[Provided records]
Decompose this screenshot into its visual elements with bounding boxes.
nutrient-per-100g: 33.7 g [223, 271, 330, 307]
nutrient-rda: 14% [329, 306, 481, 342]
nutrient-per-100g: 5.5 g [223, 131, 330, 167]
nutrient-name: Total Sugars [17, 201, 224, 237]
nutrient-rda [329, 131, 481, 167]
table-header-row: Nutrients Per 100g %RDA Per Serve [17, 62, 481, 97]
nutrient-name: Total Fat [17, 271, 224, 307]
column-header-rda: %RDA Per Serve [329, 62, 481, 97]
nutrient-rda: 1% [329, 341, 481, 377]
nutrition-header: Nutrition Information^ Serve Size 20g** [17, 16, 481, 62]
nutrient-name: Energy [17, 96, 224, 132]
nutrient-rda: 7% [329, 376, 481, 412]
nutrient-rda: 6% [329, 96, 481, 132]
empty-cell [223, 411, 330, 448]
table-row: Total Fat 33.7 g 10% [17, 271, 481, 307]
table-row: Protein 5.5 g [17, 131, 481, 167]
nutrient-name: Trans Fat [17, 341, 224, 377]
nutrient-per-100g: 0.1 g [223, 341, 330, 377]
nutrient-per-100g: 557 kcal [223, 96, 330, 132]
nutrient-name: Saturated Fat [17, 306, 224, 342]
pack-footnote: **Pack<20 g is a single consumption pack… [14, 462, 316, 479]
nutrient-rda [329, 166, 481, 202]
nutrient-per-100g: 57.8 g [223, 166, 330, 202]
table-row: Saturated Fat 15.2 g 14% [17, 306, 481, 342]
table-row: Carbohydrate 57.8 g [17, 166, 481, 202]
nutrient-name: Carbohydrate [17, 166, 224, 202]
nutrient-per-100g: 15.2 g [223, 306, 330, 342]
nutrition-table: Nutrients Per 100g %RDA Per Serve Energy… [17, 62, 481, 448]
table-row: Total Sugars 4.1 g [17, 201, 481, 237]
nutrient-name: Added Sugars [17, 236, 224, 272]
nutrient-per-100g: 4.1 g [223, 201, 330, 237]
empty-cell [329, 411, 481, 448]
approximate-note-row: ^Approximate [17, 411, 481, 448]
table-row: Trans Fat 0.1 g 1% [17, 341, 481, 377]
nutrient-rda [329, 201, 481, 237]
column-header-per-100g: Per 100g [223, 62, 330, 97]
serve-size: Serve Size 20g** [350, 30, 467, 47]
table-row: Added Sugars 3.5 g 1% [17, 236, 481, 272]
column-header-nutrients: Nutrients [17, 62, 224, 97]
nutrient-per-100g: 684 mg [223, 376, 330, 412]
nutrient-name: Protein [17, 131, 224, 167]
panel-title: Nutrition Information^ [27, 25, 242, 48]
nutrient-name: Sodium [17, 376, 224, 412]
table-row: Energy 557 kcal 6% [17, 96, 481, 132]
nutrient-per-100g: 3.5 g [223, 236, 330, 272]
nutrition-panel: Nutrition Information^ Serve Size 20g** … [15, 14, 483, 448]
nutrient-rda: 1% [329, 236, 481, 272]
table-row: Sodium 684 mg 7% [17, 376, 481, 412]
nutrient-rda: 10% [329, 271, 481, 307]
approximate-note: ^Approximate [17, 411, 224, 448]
[/Provided records]
> _Try it_
Set down the listing again, exactly.

> _Output_
Decompose this screenshot into its visual elements with bounding boxes.
nutrient-per-100g: 33.7 g [223, 271, 330, 307]
nutrient-rda: 14% [329, 306, 481, 342]
nutrient-per-100g: 5.5 g [223, 131, 330, 167]
nutrient-name: Total Sugars [17, 201, 224, 237]
nutrient-rda [329, 131, 481, 167]
table-header-row: Nutrients Per 100g %RDA Per Serve [17, 62, 481, 97]
nutrient-name: Total Fat [17, 271, 224, 307]
column-header-rda: %RDA Per Serve [329, 62, 481, 97]
nutrient-rda: 1% [329, 341, 481, 377]
nutrition-header: Nutrition Information^ Serve Size 20g** [17, 16, 481, 62]
nutrient-name: Energy [17, 96, 224, 132]
nutrient-rda: 7% [329, 376, 481, 412]
nutrient-rda: 6% [329, 96, 481, 132]
empty-cell [223, 411, 330, 448]
table-row: Total Fat 33.7 g 10% [17, 271, 481, 307]
table-row: Protein 5.5 g [17, 131, 481, 167]
nutrient-name: Trans Fat [17, 341, 224, 377]
nutrient-per-100g: 0.1 g [223, 341, 330, 377]
nutrient-per-100g: 557 kcal [223, 96, 330, 132]
nutrient-name: Saturated Fat [17, 306, 224, 342]
pack-footnote: **Pack<20 g is a single consumption pack… [14, 462, 316, 479]
nutrient-rda [329, 166, 481, 202]
nutrient-per-100g: 57.8 g [223, 166, 330, 202]
table-row: Saturated Fat 15.2 g 14% [17, 306, 481, 342]
table-row: Carbohydrate 57.8 g [17, 166, 481, 202]
nutrient-name: Carbohydrate [17, 166, 224, 202]
nutrient-per-100g: 15.2 g [223, 306, 330, 342]
nutrition-table: Nutrients Per 100g %RDA Per Serve Energy… [17, 62, 481, 448]
table-row: Total Sugars 4.1 g [17, 201, 481, 237]
nutrient-name: Added Sugars [17, 236, 224, 272]
nutrient-per-100g: 4.1 g [223, 201, 330, 237]
empty-cell [329, 411, 481, 448]
approximate-note-row: ^Approximate [17, 411, 481, 448]
table-row: Trans Fat 0.1 g 1% [17, 341, 481, 377]
nutrient-rda [329, 201, 481, 237]
column-header-per-100g: Per 100g [223, 62, 330, 97]
serve-size: Serve Size 20g** [350, 30, 467, 47]
table-row: Added Sugars 3.5 g 1% [17, 236, 481, 272]
column-header-nutrients: Nutrients [17, 62, 224, 97]
nutrient-per-100g: 684 mg [223, 376, 330, 412]
nutrient-name: Protein [17, 131, 224, 167]
panel-title: Nutrition Information^ [27, 25, 242, 48]
nutrient-name: Sodium [17, 376, 224, 412]
table-row: Energy 557 kcal 6% [17, 96, 481, 132]
nutrient-per-100g: 3.5 g [223, 236, 330, 272]
nutrition-panel: Nutrition Information^ Serve Size 20g** … [15, 14, 483, 448]
nutrient-rda: 1% [329, 236, 481, 272]
table-row: Sodium 684 mg 7% [17, 376, 481, 412]
nutrient-rda: 10% [329, 271, 481, 307]
approximate-note: ^Approximate [17, 411, 224, 448]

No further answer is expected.